> Aim
Repeat the whole listing below, word for word.

╭─ Stored data

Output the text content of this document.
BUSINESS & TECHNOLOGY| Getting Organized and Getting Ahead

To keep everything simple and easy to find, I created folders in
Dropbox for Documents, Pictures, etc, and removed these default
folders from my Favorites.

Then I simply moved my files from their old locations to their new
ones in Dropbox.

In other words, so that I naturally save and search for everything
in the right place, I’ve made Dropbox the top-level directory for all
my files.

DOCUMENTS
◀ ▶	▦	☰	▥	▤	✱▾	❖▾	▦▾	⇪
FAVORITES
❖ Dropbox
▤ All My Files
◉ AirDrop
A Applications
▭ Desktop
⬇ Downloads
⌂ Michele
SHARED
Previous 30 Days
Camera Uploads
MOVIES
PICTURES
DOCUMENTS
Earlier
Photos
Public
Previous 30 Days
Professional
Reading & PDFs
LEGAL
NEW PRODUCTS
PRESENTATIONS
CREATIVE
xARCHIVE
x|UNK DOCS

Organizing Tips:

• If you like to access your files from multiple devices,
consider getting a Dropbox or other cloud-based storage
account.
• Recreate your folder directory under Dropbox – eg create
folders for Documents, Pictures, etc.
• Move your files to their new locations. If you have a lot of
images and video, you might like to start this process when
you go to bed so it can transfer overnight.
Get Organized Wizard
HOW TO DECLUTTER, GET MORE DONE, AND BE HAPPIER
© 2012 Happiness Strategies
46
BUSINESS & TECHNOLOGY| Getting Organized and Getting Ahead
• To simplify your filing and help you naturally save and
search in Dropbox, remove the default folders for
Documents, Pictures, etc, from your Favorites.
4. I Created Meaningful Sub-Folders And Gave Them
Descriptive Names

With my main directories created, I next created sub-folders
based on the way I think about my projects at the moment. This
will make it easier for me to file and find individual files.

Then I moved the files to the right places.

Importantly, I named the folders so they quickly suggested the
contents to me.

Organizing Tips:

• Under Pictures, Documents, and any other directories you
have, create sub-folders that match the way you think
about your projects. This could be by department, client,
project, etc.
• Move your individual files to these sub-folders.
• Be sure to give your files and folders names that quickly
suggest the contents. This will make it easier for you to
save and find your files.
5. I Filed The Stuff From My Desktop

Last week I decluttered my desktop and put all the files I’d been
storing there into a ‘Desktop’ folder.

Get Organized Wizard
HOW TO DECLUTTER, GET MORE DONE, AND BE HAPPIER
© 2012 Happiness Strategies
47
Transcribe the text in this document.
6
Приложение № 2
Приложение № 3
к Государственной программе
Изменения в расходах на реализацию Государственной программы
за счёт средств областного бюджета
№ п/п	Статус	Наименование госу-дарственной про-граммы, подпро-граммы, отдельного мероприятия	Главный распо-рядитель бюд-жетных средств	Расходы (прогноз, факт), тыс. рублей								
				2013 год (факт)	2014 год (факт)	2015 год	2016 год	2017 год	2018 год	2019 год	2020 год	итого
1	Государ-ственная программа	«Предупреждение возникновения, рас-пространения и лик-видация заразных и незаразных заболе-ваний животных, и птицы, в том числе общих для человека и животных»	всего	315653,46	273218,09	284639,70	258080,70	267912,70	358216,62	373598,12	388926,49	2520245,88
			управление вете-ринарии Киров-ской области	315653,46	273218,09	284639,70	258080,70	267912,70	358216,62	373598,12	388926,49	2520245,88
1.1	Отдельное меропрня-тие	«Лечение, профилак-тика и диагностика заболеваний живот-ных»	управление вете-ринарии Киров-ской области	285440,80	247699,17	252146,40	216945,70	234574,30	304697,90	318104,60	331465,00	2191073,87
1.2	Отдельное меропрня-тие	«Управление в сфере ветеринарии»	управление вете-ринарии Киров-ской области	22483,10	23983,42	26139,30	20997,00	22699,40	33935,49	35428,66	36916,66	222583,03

╰─

> Solved problem
Output the text content of this document.
BUSINESS & TECHNOLOGY| Getting Organized and Getting Ahead

To keep everything simple and easy to find, I created folders in
Dropbox for Documents, Pictures, etc, and removed these default
folders from my Favorites.

Then I simply moved my files from their old locations to their new
ones in Dropbox.

In other words, so that I naturally save and search for everything
in the right place, I’ve made Dropbox the top-level directory for all
my files.

DOCUMENTS
◀ ▶	▦	☰	▥	▤	✱▾	❖▾	▦▾	⇪
FAVORITES
❖ Dropbox
▤ All My Files
◉ AirDrop
A Applications
▭ Desktop
⬇ Downloads
⌂ Michele
SHARED
Previous 30 Days
Camera Uploads
MOVIES
PICTURES
DOCUMENTS
Earlier
Photos
Public
Previous 30 Days
Professional
Reading & PDFs
LEGAL
NEW PRODUCTS
PRESENTATIONS
CREATIVE
xARCHIVE
x|UNK DOCS

Organizing Tips:

• If you like to access your files from multiple devices,
consider getting a Dropbox or other cloud-based storage
account.
• Recreate your folder directory under Dropbox – eg create
folders for Documents, Pictures, etc.
• Move your files to their new locations. If you have a lot of
images and video, you might like to start this process when
you go to bed so it can transfer overnight.
Get Organized Wizard
HOW TO DECLUTTER, GET MORE DONE, AND BE HAPPIER
© 2012 Happiness Strategies
46
BUSINESS & TECHNOLOGY| Getting Organized and Getting Ahead
• To simplify your filing and help you naturally save and
search in Dropbox, remove the default folders for
Documents, Pictures, etc, from your Favorites.
4. I Created Meaningful Sub-Folders And Gave Them
Descriptive Names

With my main directories created, I next created sub-folders
based on the way I think about my projects at the moment. This
will make it easier for me to file and find individual files.

Then I moved the files to the right places.

Importantly, I named the folders so they quickly suggested the
contents to me.

Organizing Tips:

• Under Pictures, Documents, and any other directories you
have, create sub-folders that match the way you think
about your projects. This could be by department, client,
project, etc.
• Move your individual files to these sub-folders.
• Be sure to give your files and folders names that quickly
suggest the contents. This will make it easier for you to
save and find your files.
5. I Filed The Stuff From My Desktop

Last week I decluttered my desktop and put all the files I’d been
storing there into a ‘Desktop’ folder.

Get Organized Wizard
HOW TO DECLUTTER, GET MORE DONE, AND BE HAPPIER
© 2012 Happiness Strategies
47
Transcribe the text in this document.
6
Приложение № 2
Приложение № 3
к Государственной программе
Изменения в расходах на реализацию Государственной программы
за счёт средств областного бюджета
№ п/п	Статус	Наименование госу-дарственной про-граммы, подпро-граммы, отдельного мероприятия	Главный распо-рядитель бюд-жетных средств	Расходы (прогноз, факт), тыс. рублей								
				2013 год (факт)	2014 год (факт)	2015 год	2016 год	2017 год	2018 год	2019 год	2020 год	итого
1	Государ-ственная программа	«Предупреждение возникновения, рас-пространения и лик-видация заразных и незаразных заболе-ваний животных, и птицы, в том числе общих для человека и животных»	всего	315653,46	273218,09	284639,70	258080,70	267912,70	358216,62	373598,12	388926,49	2520245,88
			управление вете-ринарии Киров-ской области	315653,46	273218,09	284639,70	258080,70	267912,70	358216,62	373598,12	388926,49	2520245,88
1.1	Отдельное меропрня-тие	«Лечение, профилак-тика и диагностика заболеваний живот-ных»	управление вете-ринарии Киров-ской области	285440,80	247699,17	252146,40	216945,70	234574,30	304697,90	318104,60	331465,00	2191073,87
1.2	Отдельное меропрня-тие	«Управление в сфере ветеринарии»	управление вете-ринарии Киров-ской области	22483,10	23983,42	26139,30	20997,00	22699,40	33935,49	35428,66	36916,66	222583,03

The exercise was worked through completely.